Written problem
What lines of the data hold the string "TRUE"? Pull each one out.

Saved entries:
▶

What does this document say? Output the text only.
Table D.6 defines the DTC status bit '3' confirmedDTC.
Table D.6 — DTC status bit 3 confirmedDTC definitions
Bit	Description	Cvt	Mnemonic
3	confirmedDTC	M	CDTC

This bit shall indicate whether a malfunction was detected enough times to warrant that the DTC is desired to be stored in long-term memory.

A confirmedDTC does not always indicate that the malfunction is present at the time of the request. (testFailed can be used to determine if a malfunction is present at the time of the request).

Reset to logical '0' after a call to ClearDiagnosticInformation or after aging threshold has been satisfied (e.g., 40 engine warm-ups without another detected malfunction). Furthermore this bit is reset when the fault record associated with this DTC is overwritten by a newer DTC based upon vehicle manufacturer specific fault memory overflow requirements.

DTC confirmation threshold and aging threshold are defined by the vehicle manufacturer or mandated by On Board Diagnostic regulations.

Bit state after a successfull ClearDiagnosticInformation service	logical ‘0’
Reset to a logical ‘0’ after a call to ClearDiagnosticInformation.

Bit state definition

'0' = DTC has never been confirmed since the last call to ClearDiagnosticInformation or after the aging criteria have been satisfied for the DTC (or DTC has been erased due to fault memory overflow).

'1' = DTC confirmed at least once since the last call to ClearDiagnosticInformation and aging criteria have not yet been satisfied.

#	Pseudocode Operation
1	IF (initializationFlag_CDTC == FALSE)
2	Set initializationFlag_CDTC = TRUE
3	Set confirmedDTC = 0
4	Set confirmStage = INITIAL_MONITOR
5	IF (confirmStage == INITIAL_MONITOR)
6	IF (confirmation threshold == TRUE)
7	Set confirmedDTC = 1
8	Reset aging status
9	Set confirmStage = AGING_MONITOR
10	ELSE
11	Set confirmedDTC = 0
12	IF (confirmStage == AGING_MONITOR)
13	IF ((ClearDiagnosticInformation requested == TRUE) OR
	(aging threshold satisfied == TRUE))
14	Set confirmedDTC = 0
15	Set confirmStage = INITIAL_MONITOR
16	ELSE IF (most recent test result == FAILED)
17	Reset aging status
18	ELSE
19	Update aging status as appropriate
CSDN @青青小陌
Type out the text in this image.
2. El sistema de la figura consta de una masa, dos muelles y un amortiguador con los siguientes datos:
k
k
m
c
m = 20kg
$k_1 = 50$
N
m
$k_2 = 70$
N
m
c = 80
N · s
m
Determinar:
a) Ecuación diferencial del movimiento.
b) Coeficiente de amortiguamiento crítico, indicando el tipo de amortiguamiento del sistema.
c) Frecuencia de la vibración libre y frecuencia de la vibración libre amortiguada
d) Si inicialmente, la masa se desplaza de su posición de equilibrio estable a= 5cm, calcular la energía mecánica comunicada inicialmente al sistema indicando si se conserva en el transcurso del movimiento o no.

◀

Exercise output
2	Set initializationFlag_CDTC = TRUE
6	IF (confirmation threshold == TRUE)
13	IF ((ClearDiagnosticInformation requested == TRUE) OR
	(aging threshold satisfied == TRUE))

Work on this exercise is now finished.